Stored records
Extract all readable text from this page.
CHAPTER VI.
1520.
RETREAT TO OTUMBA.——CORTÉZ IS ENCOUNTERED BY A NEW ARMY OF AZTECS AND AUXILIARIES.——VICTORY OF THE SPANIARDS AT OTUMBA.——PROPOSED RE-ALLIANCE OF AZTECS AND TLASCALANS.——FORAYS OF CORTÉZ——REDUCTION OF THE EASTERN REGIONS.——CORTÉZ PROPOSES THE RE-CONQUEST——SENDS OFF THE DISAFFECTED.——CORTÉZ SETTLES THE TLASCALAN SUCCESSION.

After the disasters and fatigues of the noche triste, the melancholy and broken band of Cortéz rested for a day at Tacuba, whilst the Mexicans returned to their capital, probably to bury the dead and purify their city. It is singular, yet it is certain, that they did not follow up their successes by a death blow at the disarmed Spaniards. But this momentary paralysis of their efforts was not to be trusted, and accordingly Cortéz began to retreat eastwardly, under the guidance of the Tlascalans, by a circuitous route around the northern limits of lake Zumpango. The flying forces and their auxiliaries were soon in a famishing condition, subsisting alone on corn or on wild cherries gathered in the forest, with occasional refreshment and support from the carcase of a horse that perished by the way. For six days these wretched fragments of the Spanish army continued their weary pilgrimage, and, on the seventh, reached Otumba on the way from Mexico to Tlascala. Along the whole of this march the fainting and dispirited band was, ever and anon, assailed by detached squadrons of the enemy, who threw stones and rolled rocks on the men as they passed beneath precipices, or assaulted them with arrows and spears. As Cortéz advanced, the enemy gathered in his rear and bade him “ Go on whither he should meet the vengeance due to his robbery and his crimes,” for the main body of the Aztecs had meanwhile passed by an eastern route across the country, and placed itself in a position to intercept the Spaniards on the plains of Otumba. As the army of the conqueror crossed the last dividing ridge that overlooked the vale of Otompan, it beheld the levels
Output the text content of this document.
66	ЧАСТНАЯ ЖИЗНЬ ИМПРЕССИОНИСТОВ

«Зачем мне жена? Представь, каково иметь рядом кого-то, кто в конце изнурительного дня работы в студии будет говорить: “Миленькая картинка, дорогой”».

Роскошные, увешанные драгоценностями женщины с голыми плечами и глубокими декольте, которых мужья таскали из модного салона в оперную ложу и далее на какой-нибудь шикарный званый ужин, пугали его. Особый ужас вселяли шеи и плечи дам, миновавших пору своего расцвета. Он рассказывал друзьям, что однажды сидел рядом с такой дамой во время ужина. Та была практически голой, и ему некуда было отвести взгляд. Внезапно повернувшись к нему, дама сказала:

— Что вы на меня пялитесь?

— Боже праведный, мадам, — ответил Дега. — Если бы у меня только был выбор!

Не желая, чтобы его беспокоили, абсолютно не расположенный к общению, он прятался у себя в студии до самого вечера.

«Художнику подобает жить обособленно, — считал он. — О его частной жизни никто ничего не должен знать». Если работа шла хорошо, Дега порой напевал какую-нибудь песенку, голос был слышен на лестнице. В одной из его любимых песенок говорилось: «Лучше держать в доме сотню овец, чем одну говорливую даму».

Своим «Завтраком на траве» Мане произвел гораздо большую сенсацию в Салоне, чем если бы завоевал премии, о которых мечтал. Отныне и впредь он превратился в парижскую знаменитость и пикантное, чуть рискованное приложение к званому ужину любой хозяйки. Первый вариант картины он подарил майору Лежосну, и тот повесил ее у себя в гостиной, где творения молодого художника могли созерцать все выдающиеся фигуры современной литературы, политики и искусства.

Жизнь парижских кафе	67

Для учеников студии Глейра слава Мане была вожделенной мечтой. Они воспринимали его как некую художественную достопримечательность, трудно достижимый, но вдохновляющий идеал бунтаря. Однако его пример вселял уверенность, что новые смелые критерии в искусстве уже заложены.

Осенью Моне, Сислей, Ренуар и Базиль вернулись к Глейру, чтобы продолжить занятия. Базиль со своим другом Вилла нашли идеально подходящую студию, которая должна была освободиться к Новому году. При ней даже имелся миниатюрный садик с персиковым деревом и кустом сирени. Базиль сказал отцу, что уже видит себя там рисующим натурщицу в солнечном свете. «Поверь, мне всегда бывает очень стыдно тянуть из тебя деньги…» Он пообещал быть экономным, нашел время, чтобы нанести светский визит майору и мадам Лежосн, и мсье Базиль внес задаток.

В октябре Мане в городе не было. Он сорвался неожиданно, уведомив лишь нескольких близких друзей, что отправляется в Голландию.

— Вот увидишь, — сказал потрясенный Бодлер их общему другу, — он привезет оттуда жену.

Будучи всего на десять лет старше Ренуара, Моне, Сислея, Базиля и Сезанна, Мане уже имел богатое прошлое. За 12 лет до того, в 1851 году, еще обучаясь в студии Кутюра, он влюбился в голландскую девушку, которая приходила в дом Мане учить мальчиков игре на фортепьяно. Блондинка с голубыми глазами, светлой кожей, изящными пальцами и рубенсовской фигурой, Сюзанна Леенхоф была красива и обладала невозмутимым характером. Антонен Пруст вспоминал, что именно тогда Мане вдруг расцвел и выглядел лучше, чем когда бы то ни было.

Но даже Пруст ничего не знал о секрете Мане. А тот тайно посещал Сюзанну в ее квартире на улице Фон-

The task
Gather each line of the listing containing the word "себя" and show it.

The output
Не желая, чтобы его беспокоили, абсолютно не расположенный к общению, он прятался у себя в студии до самого вечера.
Своим «Завтраком на траве» Мане произвел гораздо большую сенсацию в Салоне, чем если бы завоевал премии, о которых мечтал. Отныне и впредь он превратился в парижскую знаменитость и пикантное, чуть рискованное приложение к званому ужину любой хозяйки. Первый вариант картины он подарил майору Лежосну, и тот повесил ее у себя в гостиной, где творения молодого художника могли созерцать все выдающиеся фигуры современной литературы, политики и искусства.
Осенью Моне, Сислей, Ренуар и Базиль вернулись к Глейру, чтобы продолжить занятия. Базиль со своим другом Вилла нашли идеально подходящую студию, которая должна была освободиться к Новому году. При ней даже имелся миниатюрный садик с персиковым деревом и кустом сирени. Базиль сказал отцу, что уже видит себя там рисующим натурщицу в солнечном свете. «Поверь, мне всегда бывает очень стыдно тянуть из тебя деньги…» Он пообещал быть экономным, нашел время, чтобы нанести светский визит майору и мадам Лежосн, и мсье Базиль внес задаток.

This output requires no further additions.